Task requirements: Print the rows from the line with "y-left-tick-label: 0.6 xyxy=(227,1088,272,1121)" to the line with "y-left-axis-label: Flux Error (e-/s) xyxy=(158,353,191,572)" verbatim, both lines included.

[start of Records supplied]

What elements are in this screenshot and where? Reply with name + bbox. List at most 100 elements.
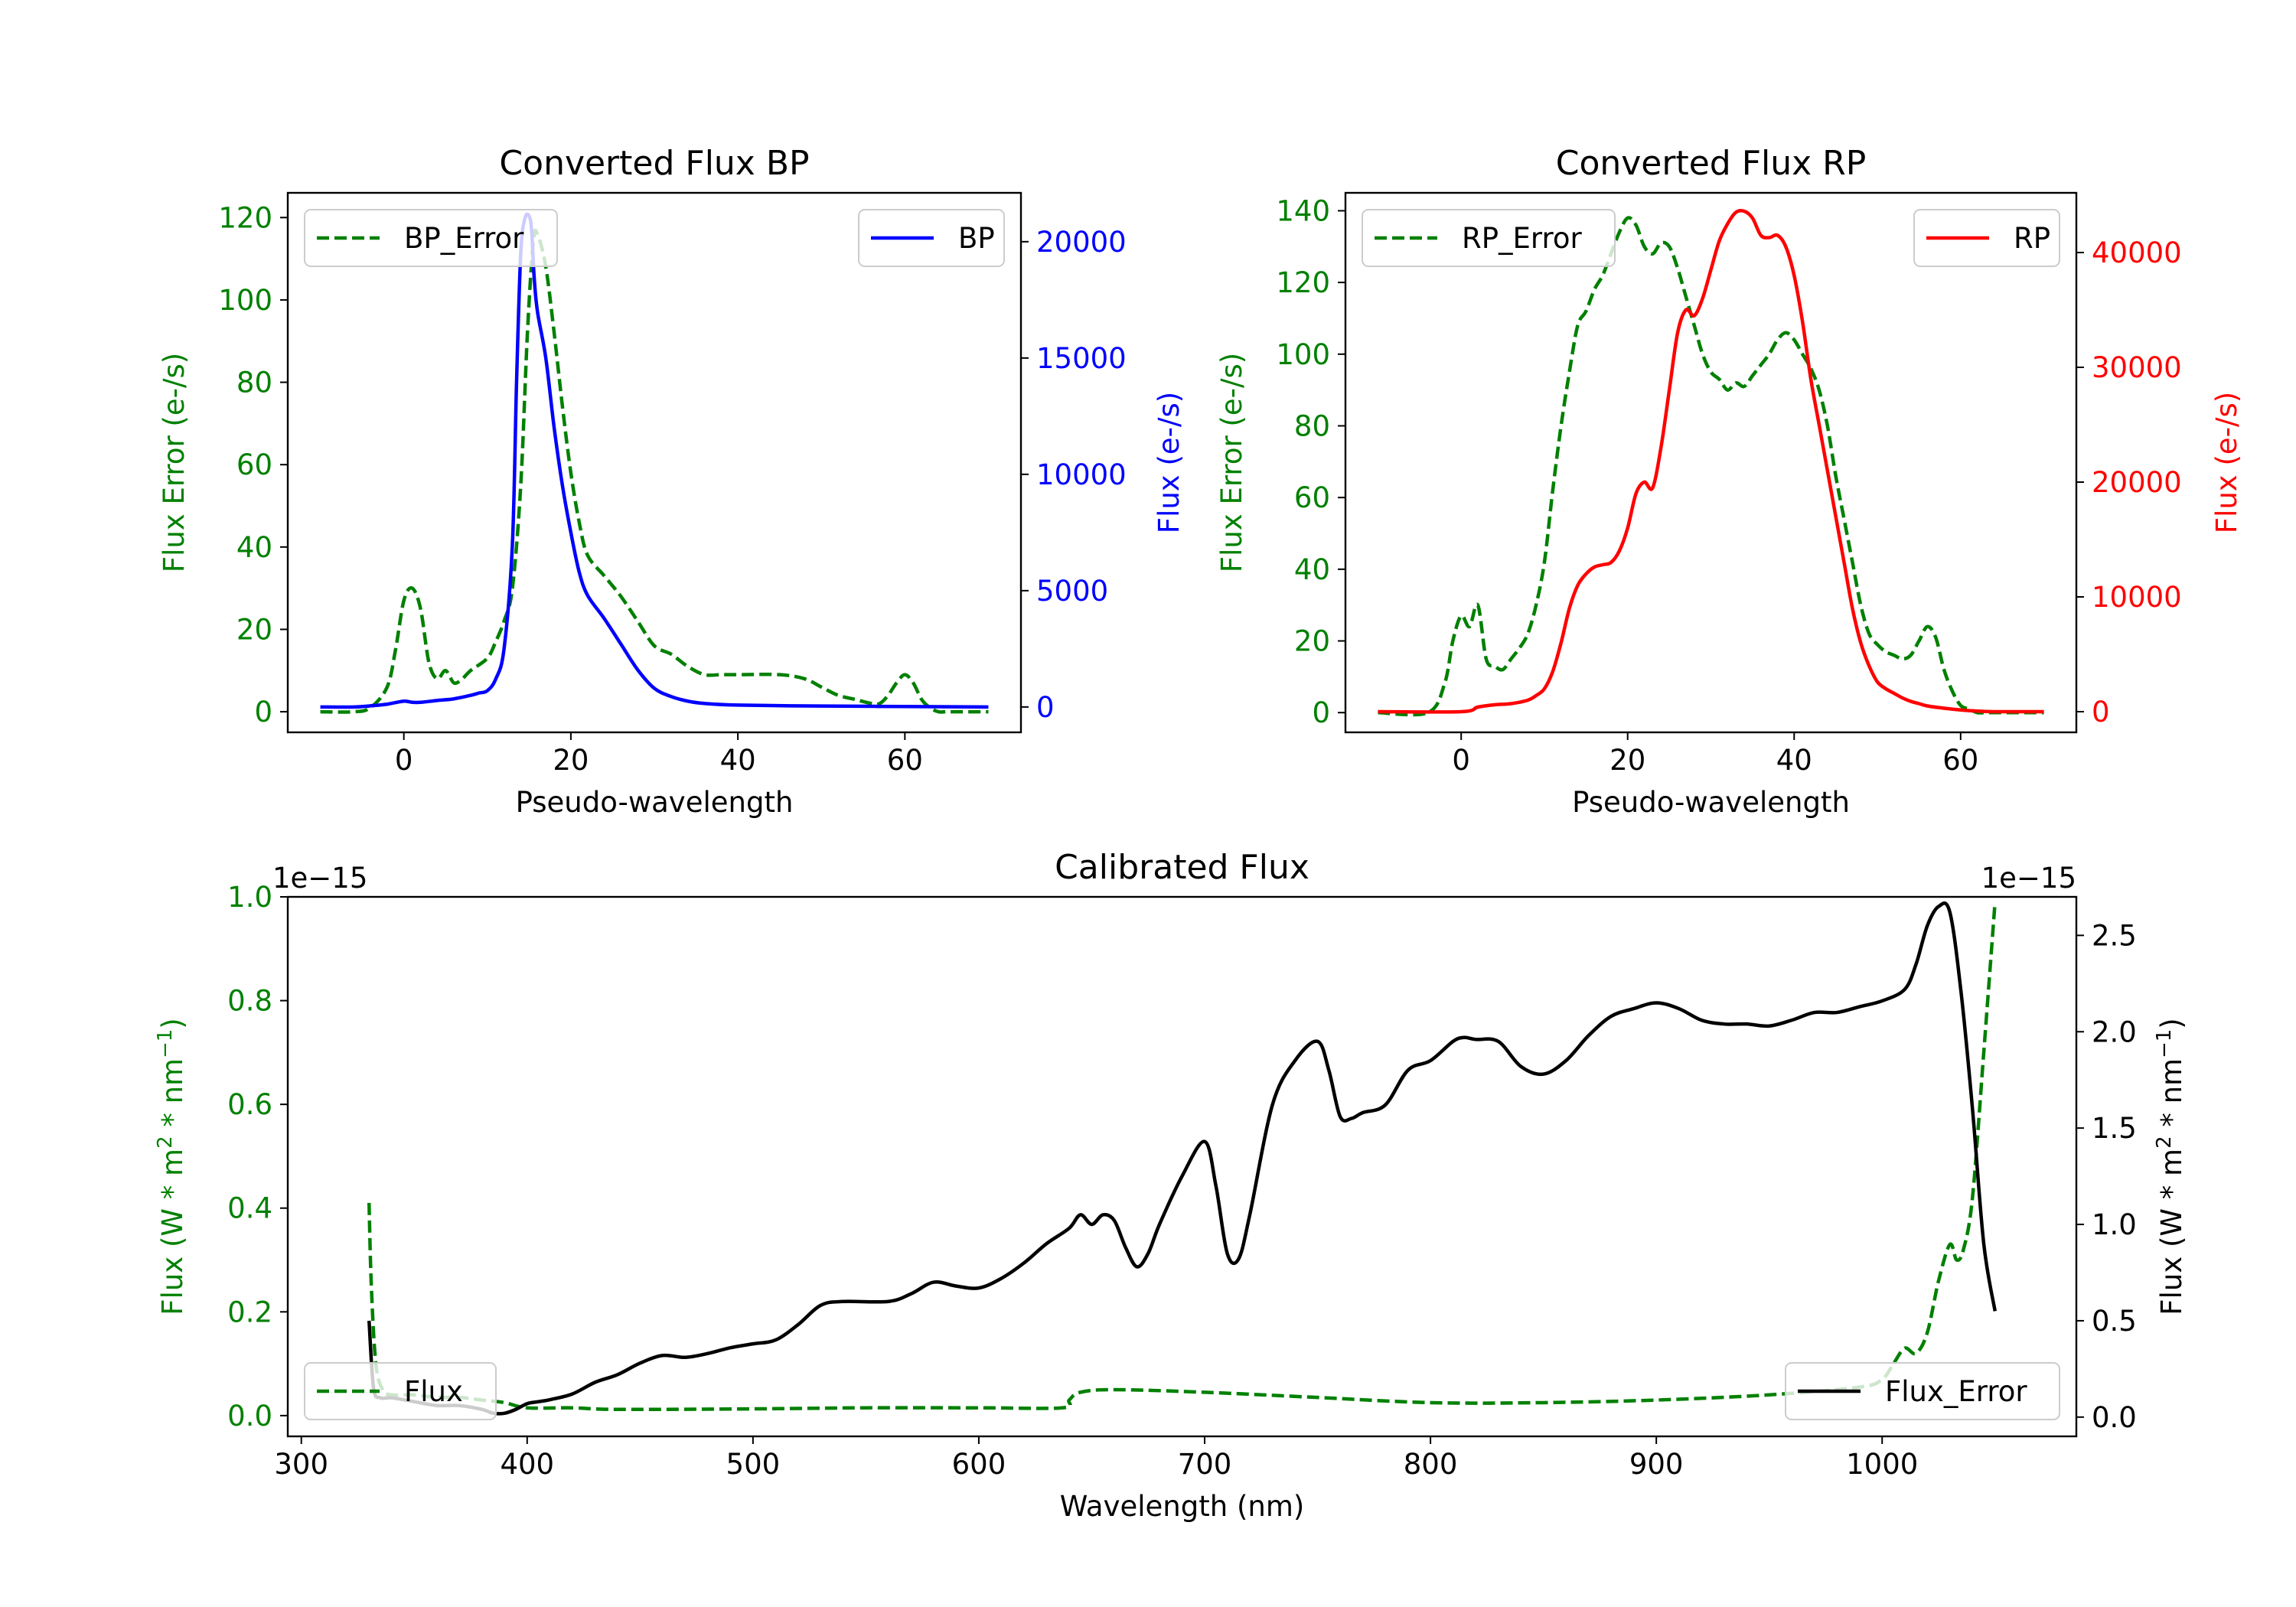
y-left-tick-label: 0.6 xyxy=(227,1088,272,1121)
legend-label: BP_Error xyxy=(404,222,524,255)
y-right-tick-label: 0 xyxy=(1036,691,1055,724)
y-left-axis-label: Flux Error (e-/s) xyxy=(158,353,191,572)
panel-bp: 0 20 40 60 0 20 40 60 80 100 120 0 5000 10000 15000 200… xyxy=(158,144,1186,819)
x-axis-label: Pseudo-wavelength xyxy=(1572,786,1850,819)
y-left-tick-label: 140 xyxy=(1276,194,1330,227)
legend-box xyxy=(1785,1362,2060,1420)
legend-label: Flux_Error xyxy=(1885,1375,2027,1408)
x-tick-label: 0 xyxy=(395,744,413,777)
y-right-tick-label: 2.5 xyxy=(2092,919,2137,952)
legend-right: Flux_Error xyxy=(1785,1362,2060,1420)
y-left-tick-label: 60 xyxy=(1294,481,1330,514)
y-left-tick-label: 20 xyxy=(236,613,272,646)
superscript: 2 xyxy=(2153,1136,2176,1148)
legend-label: RP xyxy=(2014,222,2050,255)
offset-right: 1e−15 xyxy=(1981,862,2076,895)
label-part: * nm xyxy=(156,1058,189,1136)
x-axis-label: Pseudo-wavelength xyxy=(516,786,794,819)
y-left-tick-label: 0.8 xyxy=(227,985,272,1018)
legend-left: BP_Error xyxy=(304,209,558,267)
chart-title: Converted Flux RP xyxy=(1556,144,1867,183)
superscript: 2 xyxy=(154,1136,177,1148)
x-tick-label: 60 xyxy=(887,744,923,777)
y-left-tick-label: 0.2 xyxy=(227,1296,272,1328)
y-right-tick-label: 30000 xyxy=(2092,351,2182,384)
y-left-tick-label: 1.0 xyxy=(227,881,272,914)
x-tick-label: 400 xyxy=(500,1448,554,1481)
y-left-tick-label: 40 xyxy=(236,531,272,564)
legend-right: BP xyxy=(858,209,1005,267)
y-right-axis-label: Flux (e-/s) xyxy=(2210,392,2243,533)
y-left-tick-label: 0 xyxy=(254,696,272,729)
y-left-axis-label: Flux (W * m2 * nm−1) xyxy=(154,1018,189,1315)
series-line-rp xyxy=(1378,208,2044,714)
x-tick-label: 300 xyxy=(274,1448,328,1481)
legend-box xyxy=(1362,209,1616,267)
series-line-bp-error xyxy=(320,228,989,714)
y-right-tick-label: 20000 xyxy=(1036,226,1127,259)
x-tick-label: 40 xyxy=(720,744,756,777)
plot-frame xyxy=(286,895,2078,1438)
panel-calibrated: 300 400 500 600 700 800 900 1000 0.0 0.2 0.4 0.6 0.8… xyxy=(154,848,2188,1523)
y-left-axis-label: Flux Error (e-/s) xyxy=(1215,353,1248,572)
y-right-tick-label: 2.0 xyxy=(2092,1015,2137,1048)
chart-title: Calibrated Flux xyxy=(1055,848,1309,887)
y-right-tick-label: 0 xyxy=(2092,696,2110,729)
superscript: −1 xyxy=(154,1029,177,1058)
x-tick-label: 800 xyxy=(1404,1448,1458,1481)
y-right-tick-label: 15000 xyxy=(1036,342,1127,375)
y-left-tick-label: 20 xyxy=(1294,625,1330,658)
series-line-flux xyxy=(367,901,1997,1416)
y-right-tick-label: 0.0 xyxy=(2092,1401,2137,1434)
plot-frame xyxy=(1344,191,2078,734)
y-left-tick-label: 80 xyxy=(1294,409,1330,442)
label-part: Flux (W * m xyxy=(156,1149,189,1315)
plot-frame xyxy=(286,191,1022,734)
x-tick-label: 20 xyxy=(1609,744,1645,777)
legend-right: RP xyxy=(1913,209,2060,267)
y-right-tick-label: 40000 xyxy=(2092,236,2182,269)
x-axis-label: Wavelength (nm) xyxy=(1060,1490,1305,1523)
series-group xyxy=(1378,208,2044,717)
y-right-axis-label: Flux (W * m2 * nm−1) xyxy=(2153,1018,2188,1315)
y-left-tick-label: 40 xyxy=(1294,553,1330,586)
legend-left: RP_Error xyxy=(1362,209,1616,267)
y-left-tick-label: 120 xyxy=(1276,266,1330,299)
y-right-tick-label: 5000 xyxy=(1036,575,1108,608)
y-left-tick-label: 120 xyxy=(218,201,272,234)
y-left-tick-label: 0 xyxy=(1312,696,1330,729)
superscript: −1 xyxy=(2153,1029,2176,1058)
label-part: ) xyxy=(2155,1018,2188,1028)
y-left-tick-label: 80 xyxy=(236,367,272,399)
x-tick-label: 60 xyxy=(1942,744,1978,777)
panel-rp: 0 20 40 60 0 20 40 60 80 100 120 140 0 10000 20000 3000… xyxy=(1215,144,2243,819)
legend-box xyxy=(304,1362,497,1420)
label-part: * nm xyxy=(2155,1058,2188,1136)
y-left-tick-label: 100 xyxy=(1276,338,1330,371)
y-left-tick-label: 60 xyxy=(236,448,272,481)
offset-left: 1e−15 xyxy=(272,862,367,895)
chart-title: Converted Flux BP xyxy=(499,144,809,183)
y-right-tick-label: 1.5 xyxy=(2092,1112,2137,1145)
x-tick-label: 500 xyxy=(726,1448,781,1481)
label-part: ) xyxy=(156,1018,189,1028)
x-tick-label: 700 xyxy=(1178,1448,1232,1481)
y-left-tick-label: 0.4 xyxy=(227,1192,272,1225)
y-left-tick-label: 100 xyxy=(218,284,272,317)
legend-label: RP_Error xyxy=(1462,222,1582,255)
legend-label: Flux xyxy=(404,1375,463,1408)
series-line-rp-error xyxy=(1378,216,2044,717)
y-left-tick-label: 0.0 xyxy=(227,1400,272,1433)
legend-label: BP xyxy=(958,222,995,255)
y-right-tick-label: 10000 xyxy=(1036,458,1127,491)
y-right-tick-label: 0.5 xyxy=(2092,1305,2137,1338)
x-tick-label: 0 xyxy=(1452,744,1470,777)
y-right-axis-label: Flux (e-/s) xyxy=(1153,392,1186,533)
x-tick-label: 600 xyxy=(952,1448,1006,1481)
x-tick-label: 20 xyxy=(553,744,589,777)
y-right-tick-label: 10000 xyxy=(2092,581,2182,614)
x-tick-label: 900 xyxy=(1629,1448,1684,1481)
y-right-tick-label: 1.0 xyxy=(2092,1208,2137,1241)
legend-left: Flux xyxy=(304,1362,497,1420)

[end of Records supplied]

Response:
y-left-tick-label: 0.6 xyxy=(227,1088,272,1121)
legend-label: BP_Error xyxy=(404,222,524,255)
y-right-tick-label: 0 xyxy=(1036,691,1055,724)
y-left-axis-label: Flux Error (e-/s) xyxy=(158,353,191,572)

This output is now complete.